Exercise details: Repeat, exactly and in full, the lines of the listing below, but without any pictures.

Extracted records:
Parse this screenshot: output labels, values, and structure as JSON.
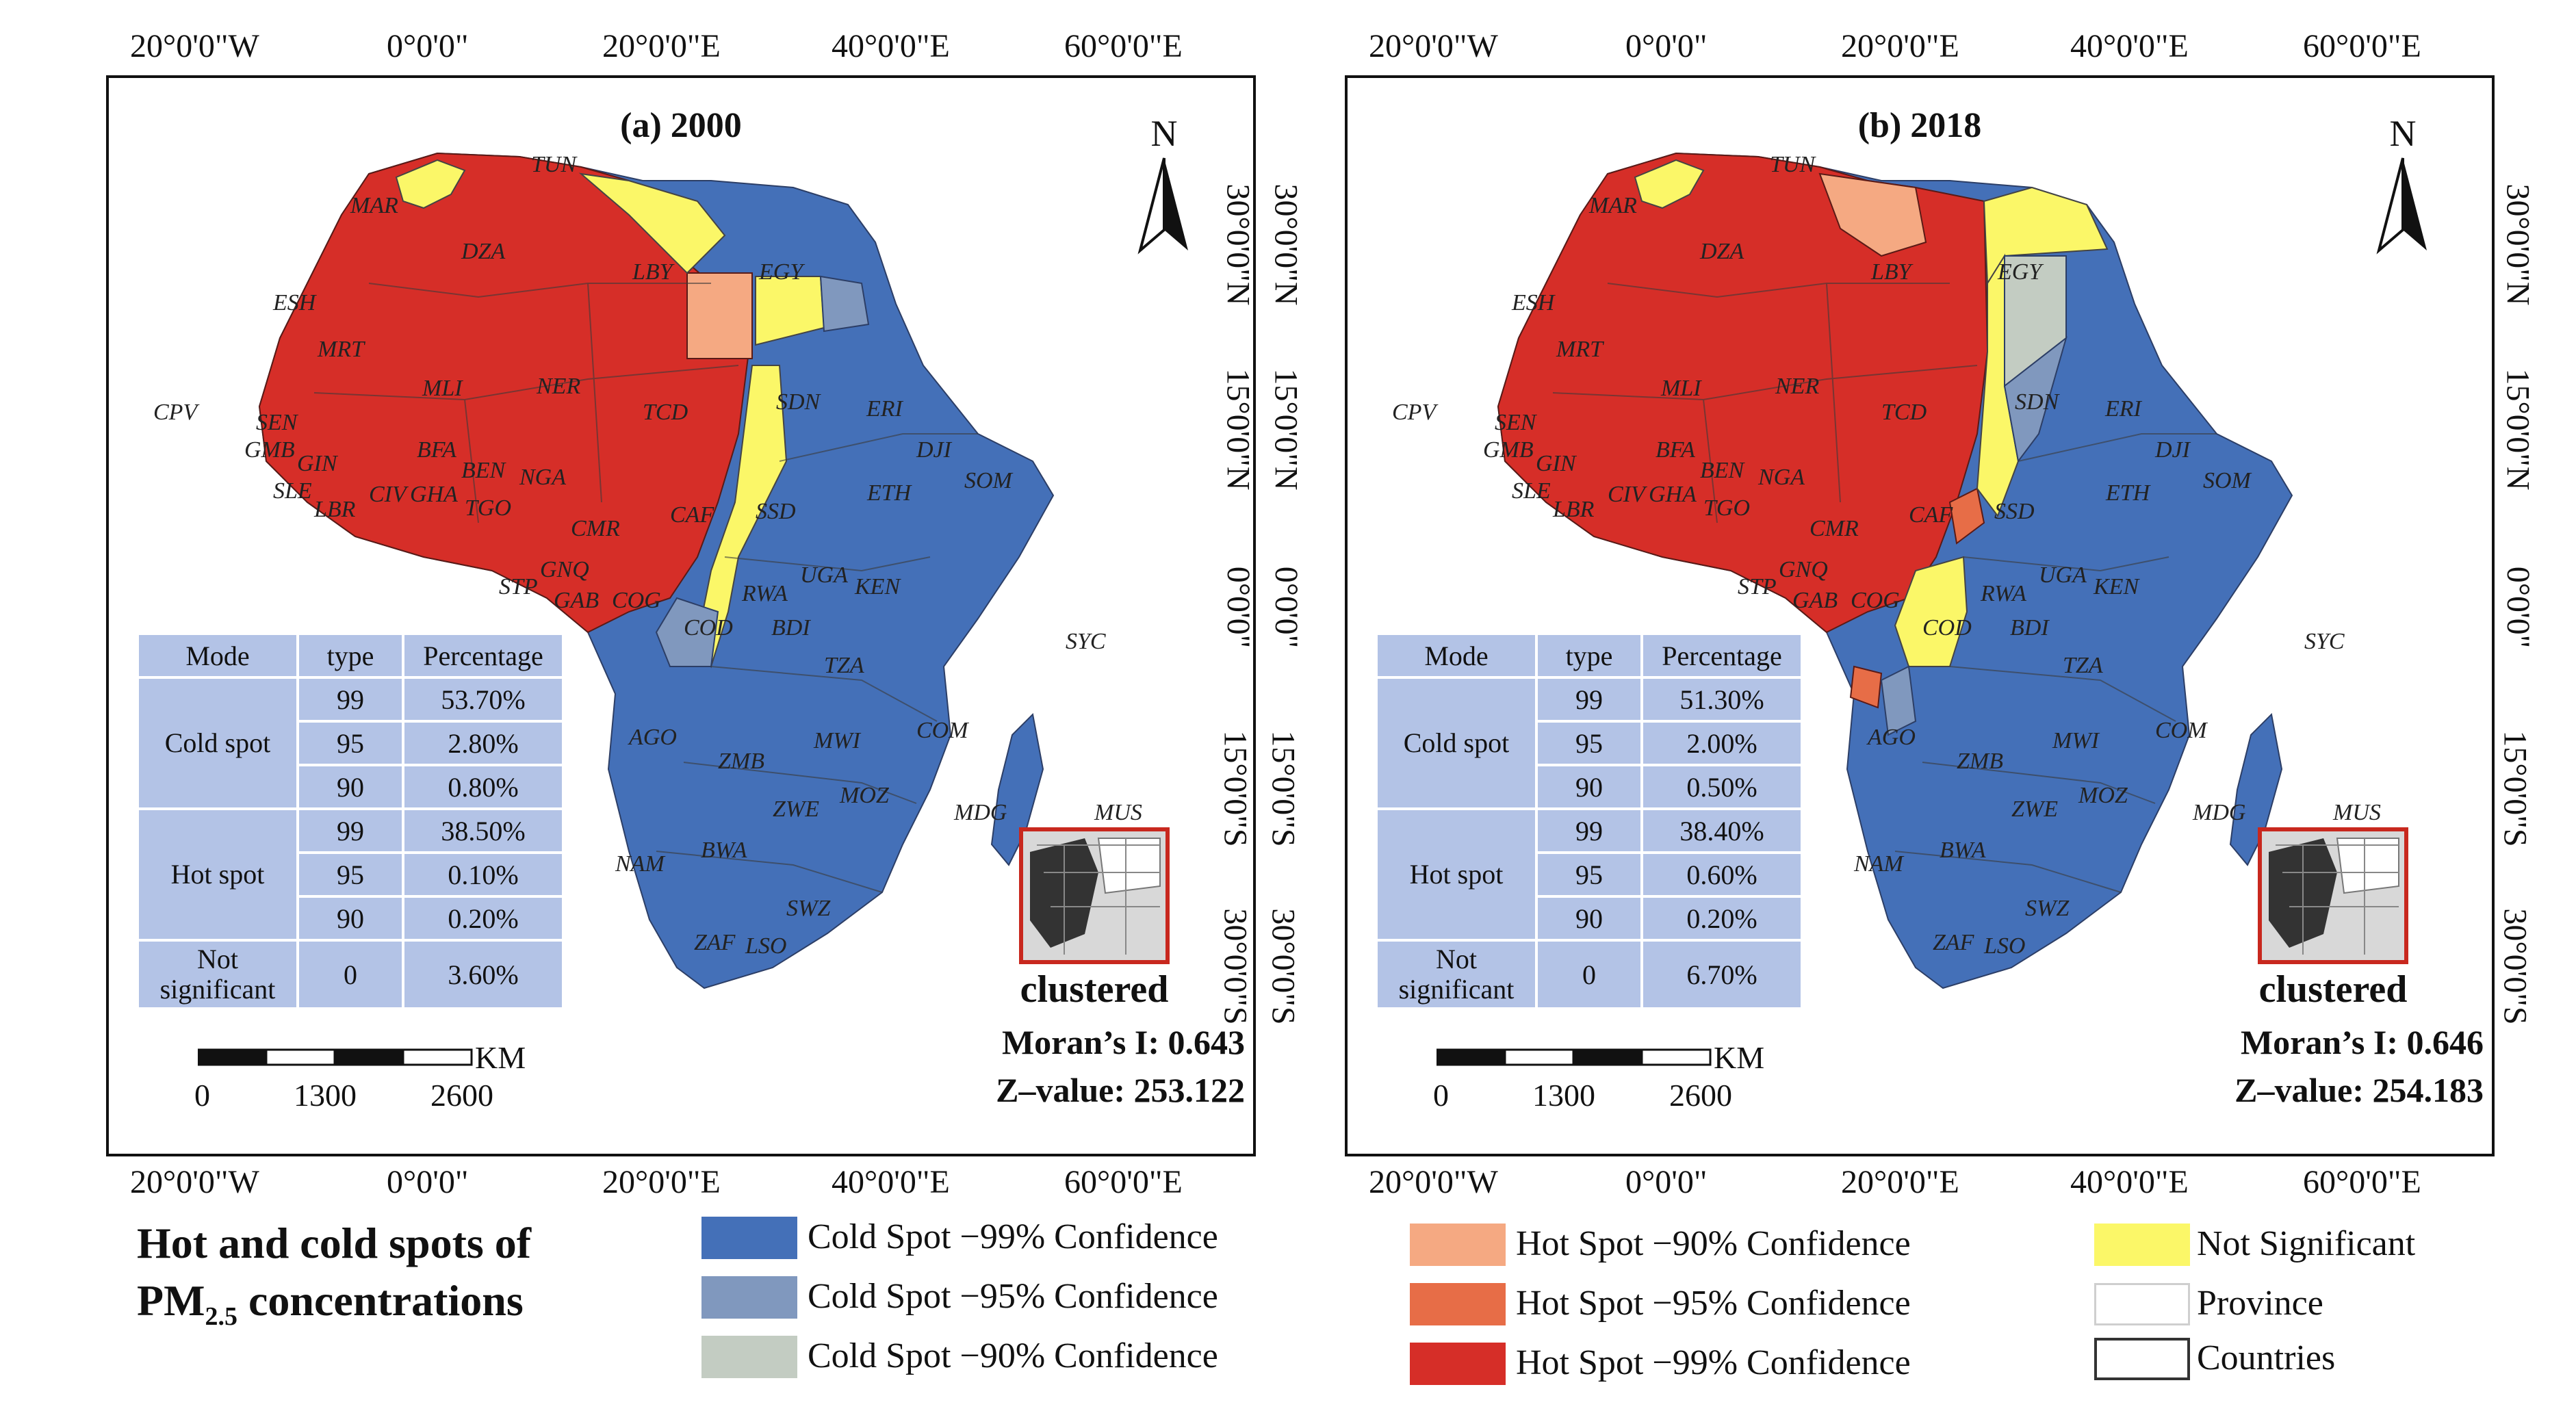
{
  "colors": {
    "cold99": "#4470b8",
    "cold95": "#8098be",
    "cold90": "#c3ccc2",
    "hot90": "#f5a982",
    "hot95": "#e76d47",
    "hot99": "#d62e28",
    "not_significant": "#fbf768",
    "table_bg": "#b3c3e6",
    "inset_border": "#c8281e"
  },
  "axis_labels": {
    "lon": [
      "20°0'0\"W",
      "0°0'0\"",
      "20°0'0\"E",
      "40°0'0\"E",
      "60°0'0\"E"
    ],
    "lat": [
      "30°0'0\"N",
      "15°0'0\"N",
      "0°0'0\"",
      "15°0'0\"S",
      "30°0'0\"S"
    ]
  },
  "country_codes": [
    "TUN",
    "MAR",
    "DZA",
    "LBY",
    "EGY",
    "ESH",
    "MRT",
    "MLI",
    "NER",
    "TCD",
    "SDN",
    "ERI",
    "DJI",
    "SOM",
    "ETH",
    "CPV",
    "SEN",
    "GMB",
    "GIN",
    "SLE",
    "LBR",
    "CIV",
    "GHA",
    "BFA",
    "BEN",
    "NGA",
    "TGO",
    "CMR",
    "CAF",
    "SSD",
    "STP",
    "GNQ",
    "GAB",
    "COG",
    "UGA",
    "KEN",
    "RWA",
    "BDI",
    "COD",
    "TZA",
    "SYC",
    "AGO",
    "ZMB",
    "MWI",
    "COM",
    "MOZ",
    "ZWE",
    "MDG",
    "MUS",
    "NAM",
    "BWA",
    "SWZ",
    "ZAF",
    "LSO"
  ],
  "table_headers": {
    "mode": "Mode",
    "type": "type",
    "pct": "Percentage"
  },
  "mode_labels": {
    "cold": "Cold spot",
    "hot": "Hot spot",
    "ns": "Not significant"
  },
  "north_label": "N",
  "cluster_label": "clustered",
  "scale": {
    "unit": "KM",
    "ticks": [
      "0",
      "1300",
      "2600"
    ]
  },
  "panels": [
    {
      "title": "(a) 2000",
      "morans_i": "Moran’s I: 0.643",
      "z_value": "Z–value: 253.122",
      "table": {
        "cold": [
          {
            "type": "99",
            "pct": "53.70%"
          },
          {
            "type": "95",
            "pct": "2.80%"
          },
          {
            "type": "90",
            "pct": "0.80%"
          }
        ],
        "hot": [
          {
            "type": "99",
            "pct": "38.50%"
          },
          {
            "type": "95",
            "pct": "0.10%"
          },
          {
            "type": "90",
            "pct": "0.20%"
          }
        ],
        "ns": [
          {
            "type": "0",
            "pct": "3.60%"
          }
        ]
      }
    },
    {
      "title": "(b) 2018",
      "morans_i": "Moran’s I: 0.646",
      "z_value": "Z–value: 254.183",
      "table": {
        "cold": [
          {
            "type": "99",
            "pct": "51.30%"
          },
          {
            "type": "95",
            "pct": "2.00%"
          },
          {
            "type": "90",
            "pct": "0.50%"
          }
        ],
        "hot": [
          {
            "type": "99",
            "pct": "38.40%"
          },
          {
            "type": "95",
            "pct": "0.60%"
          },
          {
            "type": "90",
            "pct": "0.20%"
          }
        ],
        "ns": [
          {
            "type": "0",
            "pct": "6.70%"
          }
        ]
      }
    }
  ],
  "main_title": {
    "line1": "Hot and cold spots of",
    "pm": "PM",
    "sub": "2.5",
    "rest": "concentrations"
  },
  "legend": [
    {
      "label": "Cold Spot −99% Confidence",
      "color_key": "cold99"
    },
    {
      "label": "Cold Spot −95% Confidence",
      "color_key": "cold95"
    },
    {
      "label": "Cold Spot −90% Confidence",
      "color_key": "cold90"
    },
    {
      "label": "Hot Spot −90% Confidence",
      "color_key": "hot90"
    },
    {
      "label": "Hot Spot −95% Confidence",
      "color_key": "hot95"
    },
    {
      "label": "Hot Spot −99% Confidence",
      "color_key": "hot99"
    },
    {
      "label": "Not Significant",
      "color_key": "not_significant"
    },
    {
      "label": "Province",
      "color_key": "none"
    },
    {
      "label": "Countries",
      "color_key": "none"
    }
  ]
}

Worked answer:
Parse this screenshot: output labels, values, and structure as JSON.
{
  "colors": {
    "cold99": "#4470b8",
    "cold95": "#8098be",
    "cold90": "#c3ccc2",
    "hot90": "#f5a982",
    "hot95": "#e76d47",
    "hot99": "#d62e28",
    "not_significant": "#fbf768",
    "table_bg": "#b3c3e6",
    "inset_border": "#c8281e"
  },
  "axis_labels": {
    "lon": [
      "20°0'0\"W",
      "0°0'0\"",
      "20°0'0\"E",
      "40°0'0\"E",
      "60°0'0\"E"
    ],
    "lat": [
      "30°0'0\"N",
      "15°0'0\"N",
      "0°0'0\"",
      "15°0'0\"S",
      "30°0'0\"S"
    ]
  },
  "country_codes": [
    "TUN",
    "MAR",
    "DZA",
    "LBY",
    "EGY",
    "ESH",
    "MRT",
    "MLI",
    "NER",
    "TCD",
    "SDN",
    "ERI",
    "DJI",
    "SOM",
    "ETH",
    "CPV",
    "SEN",
    "GMB",
    "GIN",
    "SLE",
    "LBR",
    "CIV",
    "GHA",
    "BFA",
    "BEN",
    "NGA",
    "TGO",
    "CMR",
    "CAF",
    "SSD",
    "STP",
    "GNQ",
    "GAB",
    "COG",
    "UGA",
    "KEN",
    "RWA",
    "BDI",
    "COD",
    "TZA",
    "SYC",
    "AGO",
    "ZMB",
    "MWI",
    "COM",
    "MOZ",
    "ZWE",
    "MDG",
    "MUS",
    "NAM",
    "BWA",
    "SWZ",
    "ZAF",
    "LSO"
  ],
  "table_headers": {
    "mode": "Mode",
    "type": "type",
    "pct": "Percentage"
  },
  "mode_labels": {
    "cold": "Cold spot",
    "hot": "Hot spot",
    "ns": "Not significant"
  },
  "north_label": "N",
  "cluster_label": "clustered",
  "scale": {
    "unit": "KM",
    "ticks": [
      "0",
      "1300",
      "2600"
    ]
  },
  "panels": [
    {
      "title": "(a) 2000",
      "morans_i": "Moran’s I: 0.643",
      "z_value": "Z–value: 253.122",
      "table": {
        "cold": [
          {
            "type": "99",
            "pct": "53.70%"
          },
          {
            "type": "95",
            "pct": "2.80%"
          },
          {
            "type": "90",
            "pct": "0.80%"
          }
        ],
        "hot": [
          {
            "type": "99",
            "pct": "38.50%"
          },
          {
            "type": "95",
            "pct": "0.10%"
          },
          {
            "type": "90",
            "pct": "0.20%"
          }
        ],
        "ns": [
          {
            "type": "0",
            "pct": "3.60%"
          }
        ]
      }
    },
    {
      "title": "(b) 2018",
      "morans_i": "Moran’s I: 0.646",
      "z_value": "Z–value: 254.183",
      "table": {
        "cold": [
          {
            "type": "99",
            "pct": "51.30%"
          },
          {
            "type": "95",
            "pct": "2.00%"
          },
          {
            "type": "90",
            "pct": "0.50%"
          }
        ],
        "hot": [
          {
            "type": "99",
            "pct": "38.40%"
          },
          {
            "type": "95",
            "pct": "0.60%"
          },
          {
            "type": "90",
            "pct": "0.20%"
          }
        ],
        "ns": [
          {
            "type": "0",
            "pct": "6.70%"
          }
        ]
      }
    }
  ],
  "main_title": {
    "line1": "Hot and cold spots of",
    "pm": "PM",
    "sub": "2.5",
    "rest": "concentrations"
  },
  "legend": [
    {
      "label": "Cold Spot −99% Confidence",
      "color_key": "cold99"
    },
    {
      "label": "Cold Spot −95% Confidence",
      "color_key": "cold95"
    },
    {
      "label": "Cold Spot −90% Confidence",
      "color_key": "cold90"
    },
    {
      "label": "Hot Spot −90% Confidence",
      "color_key": "hot90"
    },
    {
      "label": "Hot Spot −95% Confidence",
      "color_key": "hot95"
    },
    {
      "label": "Hot Spot −99% Confidence",
      "color_key": "hot99"
    },
    {
      "label": "Not Significant",
      "color_key": "not_significant"
    },
    {
      "label": "Province",
      "color_key": "none"
    },
    {
      "label": "Countries",
      "color_key": "none"
    }
  ]
}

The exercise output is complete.